-- Begin Document excerpt --
4.5. Beyond Lists#

Functionals like map and fold are not restricted to lists. They make sense for nearly any kind of data collection. For example, recall this tree representation:

type 'a tree =
  | Leaf
  | Node of 'a * 'a tree * 'a tree
type 'a tree = Leaf | Node of 'a * 'a tree * 'a tree

4.5.1. Map on Trees#

This one is easy. All we have to do is apply the function f to the value v at each node:

let rec map_tree f = function
  | Leaf -> Leaf
  | Node (v, l, r) -> Node (f v, map_tree f l, map_tree f r)
-- End Document excerpt --
-- Begin Listed entries --
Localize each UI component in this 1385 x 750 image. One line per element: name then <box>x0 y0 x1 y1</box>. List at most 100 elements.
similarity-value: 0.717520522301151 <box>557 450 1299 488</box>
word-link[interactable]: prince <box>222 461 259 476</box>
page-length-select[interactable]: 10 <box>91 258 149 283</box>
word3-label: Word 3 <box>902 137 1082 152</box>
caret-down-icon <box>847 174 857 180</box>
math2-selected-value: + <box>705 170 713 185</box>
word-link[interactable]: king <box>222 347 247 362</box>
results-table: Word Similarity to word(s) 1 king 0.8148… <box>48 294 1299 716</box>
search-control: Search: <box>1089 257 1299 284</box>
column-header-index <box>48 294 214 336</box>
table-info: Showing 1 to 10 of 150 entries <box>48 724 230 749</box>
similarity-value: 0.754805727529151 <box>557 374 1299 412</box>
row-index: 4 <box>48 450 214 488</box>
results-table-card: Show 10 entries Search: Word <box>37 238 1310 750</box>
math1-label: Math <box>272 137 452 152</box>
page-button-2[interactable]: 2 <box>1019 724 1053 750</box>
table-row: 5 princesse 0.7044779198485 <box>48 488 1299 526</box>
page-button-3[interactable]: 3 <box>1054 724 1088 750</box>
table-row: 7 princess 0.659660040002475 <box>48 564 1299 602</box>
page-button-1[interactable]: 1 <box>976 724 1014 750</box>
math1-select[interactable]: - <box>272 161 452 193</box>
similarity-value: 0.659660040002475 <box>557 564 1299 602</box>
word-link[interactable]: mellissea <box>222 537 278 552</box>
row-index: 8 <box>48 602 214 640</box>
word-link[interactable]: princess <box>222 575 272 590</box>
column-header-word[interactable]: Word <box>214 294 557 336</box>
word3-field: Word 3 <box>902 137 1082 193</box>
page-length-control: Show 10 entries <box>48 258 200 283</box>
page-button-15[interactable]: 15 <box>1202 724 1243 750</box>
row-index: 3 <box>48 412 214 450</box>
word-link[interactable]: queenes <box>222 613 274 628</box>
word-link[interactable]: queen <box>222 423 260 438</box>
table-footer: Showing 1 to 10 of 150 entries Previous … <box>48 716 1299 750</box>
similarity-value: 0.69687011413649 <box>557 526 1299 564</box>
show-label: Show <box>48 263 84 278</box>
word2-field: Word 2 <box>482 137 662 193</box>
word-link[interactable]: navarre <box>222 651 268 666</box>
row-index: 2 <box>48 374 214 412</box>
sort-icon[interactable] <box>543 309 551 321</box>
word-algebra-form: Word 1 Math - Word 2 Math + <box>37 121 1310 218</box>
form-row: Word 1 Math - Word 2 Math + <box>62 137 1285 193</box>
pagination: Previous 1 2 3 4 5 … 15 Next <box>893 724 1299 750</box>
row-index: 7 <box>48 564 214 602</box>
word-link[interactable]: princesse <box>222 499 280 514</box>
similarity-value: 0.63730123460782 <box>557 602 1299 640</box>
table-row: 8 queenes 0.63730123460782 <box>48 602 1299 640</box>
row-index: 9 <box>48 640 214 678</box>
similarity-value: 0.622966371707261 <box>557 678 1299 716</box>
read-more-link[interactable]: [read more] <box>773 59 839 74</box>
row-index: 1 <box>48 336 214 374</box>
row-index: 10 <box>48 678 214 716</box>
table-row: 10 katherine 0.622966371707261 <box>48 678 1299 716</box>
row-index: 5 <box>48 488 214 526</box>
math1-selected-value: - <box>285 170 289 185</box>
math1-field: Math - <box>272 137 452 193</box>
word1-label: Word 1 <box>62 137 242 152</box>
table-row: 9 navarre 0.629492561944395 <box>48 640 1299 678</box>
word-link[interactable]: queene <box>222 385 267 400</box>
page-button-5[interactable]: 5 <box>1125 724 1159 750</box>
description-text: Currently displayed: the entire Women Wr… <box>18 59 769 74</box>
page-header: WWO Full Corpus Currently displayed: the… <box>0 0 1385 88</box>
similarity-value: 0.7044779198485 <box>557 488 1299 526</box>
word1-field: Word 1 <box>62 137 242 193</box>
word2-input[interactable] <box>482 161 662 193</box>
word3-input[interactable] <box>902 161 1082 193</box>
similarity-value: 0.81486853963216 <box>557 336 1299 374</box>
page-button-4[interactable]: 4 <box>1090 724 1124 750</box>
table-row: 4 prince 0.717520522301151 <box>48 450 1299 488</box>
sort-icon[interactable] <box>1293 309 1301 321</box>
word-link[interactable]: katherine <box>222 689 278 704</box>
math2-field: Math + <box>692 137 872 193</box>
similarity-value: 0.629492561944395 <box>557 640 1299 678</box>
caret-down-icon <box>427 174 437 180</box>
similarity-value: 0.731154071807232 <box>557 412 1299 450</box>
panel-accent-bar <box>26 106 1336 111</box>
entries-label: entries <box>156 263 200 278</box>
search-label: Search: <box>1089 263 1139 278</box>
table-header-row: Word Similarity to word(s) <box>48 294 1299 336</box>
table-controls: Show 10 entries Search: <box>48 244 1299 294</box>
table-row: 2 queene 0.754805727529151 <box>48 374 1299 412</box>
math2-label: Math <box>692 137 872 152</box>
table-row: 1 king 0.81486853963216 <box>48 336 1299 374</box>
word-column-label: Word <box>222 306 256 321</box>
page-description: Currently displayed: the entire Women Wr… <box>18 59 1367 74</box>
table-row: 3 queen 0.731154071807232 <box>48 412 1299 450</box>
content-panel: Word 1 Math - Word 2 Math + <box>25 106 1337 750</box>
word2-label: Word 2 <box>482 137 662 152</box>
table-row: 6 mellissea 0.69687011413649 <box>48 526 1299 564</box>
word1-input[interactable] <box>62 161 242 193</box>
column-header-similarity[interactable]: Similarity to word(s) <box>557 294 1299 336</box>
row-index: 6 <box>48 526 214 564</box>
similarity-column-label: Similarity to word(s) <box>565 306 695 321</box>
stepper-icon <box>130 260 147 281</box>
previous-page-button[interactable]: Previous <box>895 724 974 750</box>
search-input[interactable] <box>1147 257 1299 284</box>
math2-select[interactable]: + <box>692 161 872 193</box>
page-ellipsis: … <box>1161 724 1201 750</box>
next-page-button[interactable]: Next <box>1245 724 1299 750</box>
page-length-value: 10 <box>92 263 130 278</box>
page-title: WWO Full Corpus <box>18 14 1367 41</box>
-- End Listed entries --
◆ **Exercise tasks**
#1 In the passage on map and fold beyond lists, what must be done to each node to map a function over a tree?
#2 Write out the passage on map and fold beyond lists word for word, from "This one is" to "map_tree f r)".
#3 Continue the passage on map and fold beyond lists from the point where it stops.

◆ **Answers to the exercises**
#1 Apply the function f to the value v at each node.

#2
This one is easy. All we have to do is apply the function f to the value v at each node:

let rec map_tree f = function
  | Leaf -> Leaf
  | Node (v, l, r) -> Node (f v, map_tree f l, map_tree f r)

#3
val map_tree : ('a -> 'b) -> 'a tree -> 'b tree = <fun>

4.5.2. Fold on Trees#

This one is only a little harder. Let’s develop a fold functional for 'a tree similar to our fold_right over 'a list. One way to think of List.fold_right would be that the [] value in the list gets replaced by the acc argument, and each :: constructor gets replaced by an application of the f argument. For example, [a; b; c] is syntactic sugar for a :: (b :: (c :: [])). So if we replace [] with 0 and :: with ( + ), we get a + (b + (c + 0)). Along those lines, here’s a way we could rewrite fold_right that will help us think a little more clearly:

type 'a mylist =
  | Nil
  | Cons of 'a * 'a mylist

let rec fold_mylist f acc = function
  | Nil -> acc
  | Cons (h, t) -> f h (fold_mylist f acc t)
type 'a mylist = Nil | Cons of 'a * 'a mylist
val fold_mylist : ('a -> 'b -> 'b) -> 'b -> 'a mylist -> 'b = <fun>

The algorithm is the same. All we’ve done is to change the definition of lists to use constructors written with alphabetic characters instead of punctuation, and to change the argument order of the fold function.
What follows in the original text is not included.